[Region annotation records]
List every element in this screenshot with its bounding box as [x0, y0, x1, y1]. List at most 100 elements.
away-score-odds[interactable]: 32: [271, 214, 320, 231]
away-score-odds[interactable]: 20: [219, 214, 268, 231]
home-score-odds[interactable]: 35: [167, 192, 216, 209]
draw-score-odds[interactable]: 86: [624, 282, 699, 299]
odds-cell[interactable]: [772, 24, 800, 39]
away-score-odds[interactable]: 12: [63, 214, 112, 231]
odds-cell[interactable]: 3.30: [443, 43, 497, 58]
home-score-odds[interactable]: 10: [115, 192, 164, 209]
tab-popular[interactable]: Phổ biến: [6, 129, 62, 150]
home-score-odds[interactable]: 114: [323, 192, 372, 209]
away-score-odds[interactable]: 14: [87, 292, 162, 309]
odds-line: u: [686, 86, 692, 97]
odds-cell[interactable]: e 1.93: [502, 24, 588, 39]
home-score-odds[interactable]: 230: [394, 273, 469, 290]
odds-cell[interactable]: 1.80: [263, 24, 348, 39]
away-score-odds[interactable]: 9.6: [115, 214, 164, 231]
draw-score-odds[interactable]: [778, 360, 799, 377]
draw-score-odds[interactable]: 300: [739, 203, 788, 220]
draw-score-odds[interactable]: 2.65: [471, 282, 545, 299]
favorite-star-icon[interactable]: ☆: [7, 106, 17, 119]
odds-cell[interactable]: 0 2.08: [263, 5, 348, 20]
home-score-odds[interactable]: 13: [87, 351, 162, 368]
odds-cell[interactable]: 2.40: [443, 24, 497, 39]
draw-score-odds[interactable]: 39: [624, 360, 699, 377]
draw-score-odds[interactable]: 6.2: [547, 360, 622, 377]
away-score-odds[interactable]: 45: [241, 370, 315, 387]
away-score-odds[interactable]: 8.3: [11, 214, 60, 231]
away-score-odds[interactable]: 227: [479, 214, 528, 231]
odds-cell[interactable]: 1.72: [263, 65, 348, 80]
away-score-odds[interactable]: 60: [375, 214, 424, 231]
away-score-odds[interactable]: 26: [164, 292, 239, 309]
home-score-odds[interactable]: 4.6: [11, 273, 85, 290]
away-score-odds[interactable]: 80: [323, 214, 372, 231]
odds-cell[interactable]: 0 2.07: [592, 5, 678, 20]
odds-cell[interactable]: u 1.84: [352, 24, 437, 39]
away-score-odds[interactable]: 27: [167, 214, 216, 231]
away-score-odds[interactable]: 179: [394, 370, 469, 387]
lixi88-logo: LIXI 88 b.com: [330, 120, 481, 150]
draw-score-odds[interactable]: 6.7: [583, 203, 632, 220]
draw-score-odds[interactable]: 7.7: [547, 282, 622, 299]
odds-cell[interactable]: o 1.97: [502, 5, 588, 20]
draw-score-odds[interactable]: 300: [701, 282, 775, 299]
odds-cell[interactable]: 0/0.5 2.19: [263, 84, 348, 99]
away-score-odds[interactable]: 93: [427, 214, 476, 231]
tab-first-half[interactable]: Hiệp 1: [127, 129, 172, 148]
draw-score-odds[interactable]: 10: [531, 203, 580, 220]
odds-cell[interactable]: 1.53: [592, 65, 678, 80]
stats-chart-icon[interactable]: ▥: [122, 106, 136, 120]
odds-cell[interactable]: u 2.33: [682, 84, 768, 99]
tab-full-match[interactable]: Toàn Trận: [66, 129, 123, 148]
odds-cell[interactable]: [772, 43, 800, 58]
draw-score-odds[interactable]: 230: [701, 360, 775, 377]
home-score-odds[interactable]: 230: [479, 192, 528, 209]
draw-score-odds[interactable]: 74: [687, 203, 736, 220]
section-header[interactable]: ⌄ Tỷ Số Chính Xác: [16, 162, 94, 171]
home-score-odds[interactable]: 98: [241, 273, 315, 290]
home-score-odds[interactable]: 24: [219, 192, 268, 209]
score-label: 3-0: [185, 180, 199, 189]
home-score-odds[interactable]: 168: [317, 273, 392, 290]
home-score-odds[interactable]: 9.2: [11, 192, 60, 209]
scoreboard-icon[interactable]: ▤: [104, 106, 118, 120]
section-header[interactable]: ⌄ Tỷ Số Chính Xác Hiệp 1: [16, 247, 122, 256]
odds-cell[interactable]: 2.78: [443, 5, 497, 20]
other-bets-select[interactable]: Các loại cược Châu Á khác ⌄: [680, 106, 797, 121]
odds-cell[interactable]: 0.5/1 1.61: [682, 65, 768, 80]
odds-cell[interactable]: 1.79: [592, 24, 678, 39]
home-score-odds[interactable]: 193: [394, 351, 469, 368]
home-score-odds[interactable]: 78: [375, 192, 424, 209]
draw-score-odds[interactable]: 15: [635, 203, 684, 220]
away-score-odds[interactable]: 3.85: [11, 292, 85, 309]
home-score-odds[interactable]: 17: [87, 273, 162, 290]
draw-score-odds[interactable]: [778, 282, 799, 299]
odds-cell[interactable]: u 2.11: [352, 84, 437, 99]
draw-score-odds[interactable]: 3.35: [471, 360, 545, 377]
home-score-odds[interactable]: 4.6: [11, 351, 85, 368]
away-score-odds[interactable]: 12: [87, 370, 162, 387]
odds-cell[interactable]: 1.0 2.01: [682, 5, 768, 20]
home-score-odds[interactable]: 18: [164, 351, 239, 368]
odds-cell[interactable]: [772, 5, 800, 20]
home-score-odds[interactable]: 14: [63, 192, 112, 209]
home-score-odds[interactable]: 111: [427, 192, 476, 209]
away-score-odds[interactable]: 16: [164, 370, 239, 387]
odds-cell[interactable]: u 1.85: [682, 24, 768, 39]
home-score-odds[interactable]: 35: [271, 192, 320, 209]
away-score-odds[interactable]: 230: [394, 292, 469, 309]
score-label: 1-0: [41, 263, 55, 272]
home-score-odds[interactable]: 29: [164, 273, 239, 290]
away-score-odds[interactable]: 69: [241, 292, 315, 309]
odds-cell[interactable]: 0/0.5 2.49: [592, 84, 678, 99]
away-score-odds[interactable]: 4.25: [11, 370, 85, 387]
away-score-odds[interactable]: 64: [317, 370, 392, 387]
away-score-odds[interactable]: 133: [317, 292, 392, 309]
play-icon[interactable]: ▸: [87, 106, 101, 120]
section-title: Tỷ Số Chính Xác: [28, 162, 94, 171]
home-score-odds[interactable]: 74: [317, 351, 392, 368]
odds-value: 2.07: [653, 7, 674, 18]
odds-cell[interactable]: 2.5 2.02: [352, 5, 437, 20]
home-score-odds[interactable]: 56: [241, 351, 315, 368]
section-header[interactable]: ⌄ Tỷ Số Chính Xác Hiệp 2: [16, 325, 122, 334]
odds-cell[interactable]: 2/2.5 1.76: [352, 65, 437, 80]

**WHAT YOU NEED TO DO**: Set out every line of the rows above as a numbered list, leaving out blank lines.

**THE RESULT**:
1. List every element in this screenshot with its bounding box as [x0, y0, x1, y1]. List at most 100 elements.
2. away-score-odds[interactable]: 32: [271, 214, 320, 231]
3. away-score-odds[interactable]: 20: [219, 214, 268, 231]
4. home-score-odds[interactable]: 35: [167, 192, 216, 209]
5. draw-score-odds[interactable]: 86: [624, 282, 699, 299]
6. odds-cell[interactable]: [772, 24, 800, 39]
7. away-score-odds[interactable]: 12: [63, 214, 112, 231]
8. odds-cell[interactable]: 3.30: [443, 43, 497, 58]
9. home-score-odds[interactable]: 10: [115, 192, 164, 209]
10. tab-popular[interactable]: Phổ biến: [6, 129, 62, 150]
11. home-score-odds[interactable]: 114: [323, 192, 372, 209]
12. away-score-odds[interactable]: 14: [87, 292, 162, 309]
13. odds-line: u: [686, 86, 692, 97]
14. odds-cell[interactable]: e 1.93: [502, 24, 588, 39]
15. home-score-odds[interactable]: 230: [394, 273, 469, 290]
16. odds-cell[interactable]: 1.80: [263, 24, 348, 39]
17. away-score-odds[interactable]: 9.6: [115, 214, 164, 231]
18. draw-score-odds[interactable]: [778, 360, 799, 377]
19. draw-score-odds[interactable]: 300: [739, 203, 788, 220]
20. draw-score-odds[interactable]: 2.65: [471, 282, 545, 299]
21. favorite-star-icon[interactable]: ☆: [7, 106, 17, 119]
22. odds-cell[interactable]: 0 2.08: [263, 5, 348, 20]
23. home-score-odds[interactable]: 13: [87, 351, 162, 368]
24. odds-cell[interactable]: 2.40: [443, 24, 497, 39]
25. draw-score-odds[interactable]: 39: [624, 360, 699, 377]
26. draw-score-odds[interactable]: 6.2: [547, 360, 622, 377]
27. away-score-odds[interactable]: 45: [241, 370, 315, 387]
28. away-score-odds[interactable]: 8.3: [11, 214, 60, 231]
29. away-score-odds[interactable]: 227: [479, 214, 528, 231]
30. odds-cell[interactable]: 1.72: [263, 65, 348, 80]
31. away-score-odds[interactable]: 60: [375, 214, 424, 231]
32. away-score-odds[interactable]: 26: [164, 292, 239, 309]
33. home-score-odds[interactable]: 4.6: [11, 273, 85, 290]
34. away-score-odds[interactable]: 80: [323, 214, 372, 231]
35. odds-cell[interactable]: 0 2.07: [592, 5, 678, 20]
36. odds-cell[interactable]: u 1.84: [352, 24, 437, 39]
37. away-score-odds[interactable]: 27: [167, 214, 216, 231]
38. away-score-odds[interactable]: 179: [394, 370, 469, 387]
39. lixi88-logo: LIXI 88 b.com: [330, 120, 481, 150]
40. draw-score-odds[interactable]: 6.7: [583, 203, 632, 220]
41. draw-score-odds[interactable]: 7.7: [547, 282, 622, 299]
42. odds-cell[interactable]: o 1.97: [502, 5, 588, 20]
43. draw-score-odds[interactable]: 300: [701, 282, 775, 299]
44. odds-cell[interactable]: 0/0.5 2.19: [263, 84, 348, 99]
45. away-score-odds[interactable]: 93: [427, 214, 476, 231]
46. tab-first-half[interactable]: Hiệp 1: [127, 129, 172, 148]
47. draw-score-odds[interactable]: 10: [531, 203, 580, 220]
48. odds-cell[interactable]: 1.53: [592, 65, 678, 80]
49. stats-chart-icon[interactable]: ▥: [122, 106, 136, 120]
50. odds-cell[interactable]: u 2.33: [682, 84, 768, 99]
51. tab-full-match[interactable]: Toàn Trận: [66, 129, 123, 148]
52. odds-cell[interactable]: [772, 43, 800, 58]
53. draw-score-odds[interactable]: 230: [701, 360, 775, 377]
54. home-score-odds[interactable]: 230: [479, 192, 528, 209]
55. draw-score-odds[interactable]: 74: [687, 203, 736, 220]
56. section-header[interactable]: ⌄ Tỷ Số Chính Xác: [16, 162, 94, 171]
57. home-score-odds[interactable]: 98: [241, 273, 315, 290]
58. home-score-odds[interactable]: 24: [219, 192, 268, 209]
59. score-label: 3-0: [185, 180, 199, 189]
60. home-score-odds[interactable]: 168: [317, 273, 392, 290]
61. home-score-odds[interactable]: 9.2: [11, 192, 60, 209]
62. scoreboard-icon[interactable]: ▤: [104, 106, 118, 120]
63. section-header[interactable]: ⌄ Tỷ Số Chính Xác Hiệp 1: [16, 247, 122, 256]
64. odds-cell[interactable]: 2.78: [443, 5, 497, 20]
65. other-bets-select[interactable]: Các loại cược Châu Á khác ⌄: [680, 106, 797, 121]
66. odds-cell[interactable]: 0.5/1 1.61: [682, 65, 768, 80]
67. odds-cell[interactable]: 1.79: [592, 24, 678, 39]
68. home-score-odds[interactable]: 193: [394, 351, 469, 368]
69. home-score-odds[interactable]: 78: [375, 192, 424, 209]
70. draw-score-odds[interactable]: 15: [635, 203, 684, 220]
71. away-score-odds[interactable]: 3.85: [11, 292, 85, 309]
72. home-score-odds[interactable]: 17: [87, 273, 162, 290]
73. draw-score-odds[interactable]: [778, 282, 799, 299]
74. odds-cell[interactable]: u 2.11: [352, 84, 437, 99]
75. draw-score-odds[interactable]: 3.35: [471, 360, 545, 377]
76. home-score-odds[interactable]: 4.6: [11, 351, 85, 368]
77. away-score-odds[interactable]: 12: [87, 370, 162, 387]
78. odds-cell[interactable]: 1.0 2.01: [682, 5, 768, 20]
79. home-score-odds[interactable]: 18: [164, 351, 239, 368]
80. odds-cell[interactable]: [772, 5, 800, 20]
81. home-score-odds[interactable]: 14: [63, 192, 112, 209]
82. home-score-odds[interactable]: 111: [427, 192, 476, 209]
83. away-score-odds[interactable]: 16: [164, 370, 239, 387]
84. odds-cell[interactable]: u 1.85: [682, 24, 768, 39]
85. home-score-odds[interactable]: 35: [271, 192, 320, 209]
86. away-score-odds[interactable]: 230: [394, 292, 469, 309]
87. score-label: 1-0: [41, 263, 55, 272]
88. home-score-odds[interactable]: 29: [164, 273, 239, 290]
89. away-score-odds[interactable]: 69: [241, 292, 315, 309]
90. odds-cell[interactable]: 0/0.5 2.49: [592, 84, 678, 99]
91. away-score-odds[interactable]: 4.25: [11, 370, 85, 387]
92. away-score-odds[interactable]: 64: [317, 370, 392, 387]
93. away-score-odds[interactable]: 133: [317, 292, 392, 309]
94. play-icon[interactable]: ▸: [87, 106, 101, 120]
95. section-title: Tỷ Số Chính Xác: [28, 162, 94, 171]
96. home-score-odds[interactable]: 74: [317, 351, 392, 368]
97. odds-value: 2.07: [653, 7, 674, 18]
98. odds-cell[interactable]: 2.5 2.02: [352, 5, 437, 20]
99. home-score-odds[interactable]: 56: [241, 351, 315, 368]
100. section-header[interactable]: ⌄ Tỷ Số Chính Xác Hiệp 2: [16, 325, 122, 334]
101. odds-cell[interactable]: 2/2.5 1.76: [352, 65, 437, 80]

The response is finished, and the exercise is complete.